> DOCUMENT PASSAGE:
++++++++++++++++++++

Health expert warns spring break could lead to ‘what we saw after Thanksgiving and Christmas'


With spring break approaching, a COVID surge could be in the forecast.

As coronavirus cases continue to decrease across the country, public health experts are warning increased travel during the spring break season could still cause numbers to spike up again, reported NBC News.

The weeks following the holiday season saw the number of deaths and hospitalizations rise substantially to some of the highest levels since the start of the pandemic.

With the possibility of college students and families making plans to fly to warm locations, and the addition of several COVID variants, some are worrying the progress we’ve made could be curtailed.

"Any event that involves increased travel and people relaxing preventative measures is a concern," Amber D'Souza, a professor of epidemiology at the Johns Hopkins Bloomberg School of Public Health, told the outlet.

And with the country seeing six weeks of decreasing cases, many cities and states are beginning to roll back restrictions, which often makes people less vigilant about following safety precautions.

"This is exactly what we saw after Thanksgiving and after Christmas," D’Souza added. "It's an ongoing cycle and an ongoing concern."

Last year, we saw local outbreaks of the virus following spring break travel. To try and get ahead of the cycle, some Florida cities are adding restrictions and implementing curfews.

“If you’re coming here because you think it’s an anything-goes place, please turn around or go somewhere else,” Miami Beach Mayor Dan Gelber told WPLG-TV.

Meanwhile, Anthony Fauci admitted the United States has “done worse than most any other country” in battling the novel virus, despite being a "highly developed, rich country."

“It’s so tough to just go back and try and, you know, do a metaphorical autopsy on how things went. It was just bad. It is bad now,” Fauci added.

As of Wednesday, the US has reported 504,135 deaths from coronavirus, the most out of any other nation in the world, according to Johns Hopkins University.

++++++++++++++++++++

> EXERCISE INSTRUCTIONS:
1) In the spring break article, rewrite the part that opens with the words containing "The weeks following" and closes with "told the outlet.", changing "hospitalizations" to "hospital admissions".
2) List every person the spring break article names.
3) According to the spring break article, how many coronavirus deaths had the US reported as of Wednesday?

++++++++++++++++++++

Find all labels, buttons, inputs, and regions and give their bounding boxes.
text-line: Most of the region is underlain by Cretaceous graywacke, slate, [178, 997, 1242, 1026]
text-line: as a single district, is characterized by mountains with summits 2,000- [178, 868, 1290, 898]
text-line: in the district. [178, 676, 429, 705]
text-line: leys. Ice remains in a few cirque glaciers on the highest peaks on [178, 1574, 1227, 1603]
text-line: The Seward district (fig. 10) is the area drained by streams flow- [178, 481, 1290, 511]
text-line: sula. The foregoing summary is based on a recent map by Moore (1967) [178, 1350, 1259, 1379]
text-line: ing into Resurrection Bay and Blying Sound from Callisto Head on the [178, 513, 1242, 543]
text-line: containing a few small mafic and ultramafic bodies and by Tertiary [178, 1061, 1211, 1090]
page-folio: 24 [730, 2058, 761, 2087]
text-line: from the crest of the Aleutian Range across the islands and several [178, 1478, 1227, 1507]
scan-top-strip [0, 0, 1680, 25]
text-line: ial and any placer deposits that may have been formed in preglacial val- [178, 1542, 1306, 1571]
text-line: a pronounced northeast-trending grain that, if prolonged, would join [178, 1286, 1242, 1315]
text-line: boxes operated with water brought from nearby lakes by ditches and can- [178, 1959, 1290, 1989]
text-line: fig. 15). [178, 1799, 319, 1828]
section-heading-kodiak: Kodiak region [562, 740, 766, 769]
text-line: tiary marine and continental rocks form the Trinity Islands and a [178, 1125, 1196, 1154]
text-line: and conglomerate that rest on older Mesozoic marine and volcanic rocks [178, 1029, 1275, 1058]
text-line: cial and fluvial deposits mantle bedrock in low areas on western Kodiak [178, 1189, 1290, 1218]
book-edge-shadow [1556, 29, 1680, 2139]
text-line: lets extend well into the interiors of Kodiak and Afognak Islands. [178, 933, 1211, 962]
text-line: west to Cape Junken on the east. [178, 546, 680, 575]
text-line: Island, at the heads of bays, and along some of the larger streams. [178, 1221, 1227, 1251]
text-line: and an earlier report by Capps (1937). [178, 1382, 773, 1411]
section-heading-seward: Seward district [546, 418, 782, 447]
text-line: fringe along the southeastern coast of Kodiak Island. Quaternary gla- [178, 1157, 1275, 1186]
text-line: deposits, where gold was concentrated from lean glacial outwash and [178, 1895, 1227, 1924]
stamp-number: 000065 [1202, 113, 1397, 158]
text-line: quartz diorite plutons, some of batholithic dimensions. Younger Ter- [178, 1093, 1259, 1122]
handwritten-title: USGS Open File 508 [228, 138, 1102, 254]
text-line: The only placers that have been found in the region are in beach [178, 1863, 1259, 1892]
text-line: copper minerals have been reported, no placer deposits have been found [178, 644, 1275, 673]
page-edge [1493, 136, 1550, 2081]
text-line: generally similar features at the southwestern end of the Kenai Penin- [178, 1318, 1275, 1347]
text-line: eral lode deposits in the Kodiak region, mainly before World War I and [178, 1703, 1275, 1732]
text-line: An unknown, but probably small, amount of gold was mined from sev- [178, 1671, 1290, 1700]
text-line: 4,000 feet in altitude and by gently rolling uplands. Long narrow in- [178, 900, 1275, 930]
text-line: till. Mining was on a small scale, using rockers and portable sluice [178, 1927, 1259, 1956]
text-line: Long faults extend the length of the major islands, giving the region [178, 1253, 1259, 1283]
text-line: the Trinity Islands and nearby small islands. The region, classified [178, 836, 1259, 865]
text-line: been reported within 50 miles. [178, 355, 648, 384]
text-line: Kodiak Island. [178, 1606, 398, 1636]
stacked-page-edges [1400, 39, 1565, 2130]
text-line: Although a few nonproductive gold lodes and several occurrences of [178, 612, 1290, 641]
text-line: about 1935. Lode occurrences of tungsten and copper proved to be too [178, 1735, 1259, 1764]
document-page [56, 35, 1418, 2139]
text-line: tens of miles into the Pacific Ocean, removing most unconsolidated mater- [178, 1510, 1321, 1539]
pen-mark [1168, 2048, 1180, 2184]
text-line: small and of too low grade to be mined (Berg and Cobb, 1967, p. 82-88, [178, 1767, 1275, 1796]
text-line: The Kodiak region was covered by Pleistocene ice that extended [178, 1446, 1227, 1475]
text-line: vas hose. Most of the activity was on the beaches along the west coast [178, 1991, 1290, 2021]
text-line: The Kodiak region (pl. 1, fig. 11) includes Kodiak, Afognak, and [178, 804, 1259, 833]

++++++++++++++++++++

> WRITTEN ANSWERS:
1)
The weeks following the holiday season saw the number of deaths and hospital admissions rise substantially to some of the highest levels since the start of the pandemic.

With the possibility of college students and families making plans to fly to warm locations, and the addition of several COVID variants, some are worrying the progress we’ve made could be curtailed.

"Any event that involves increased travel and people relaxing preventative measures is a concern," Amber D'Souza, a professor of epidemiology at the Johns Hopkins Bloomberg School of Public Health, told the outlet.

2) Amber D'Souza, Dan Gelber, Anthony Fauci

3) 504,135 deaths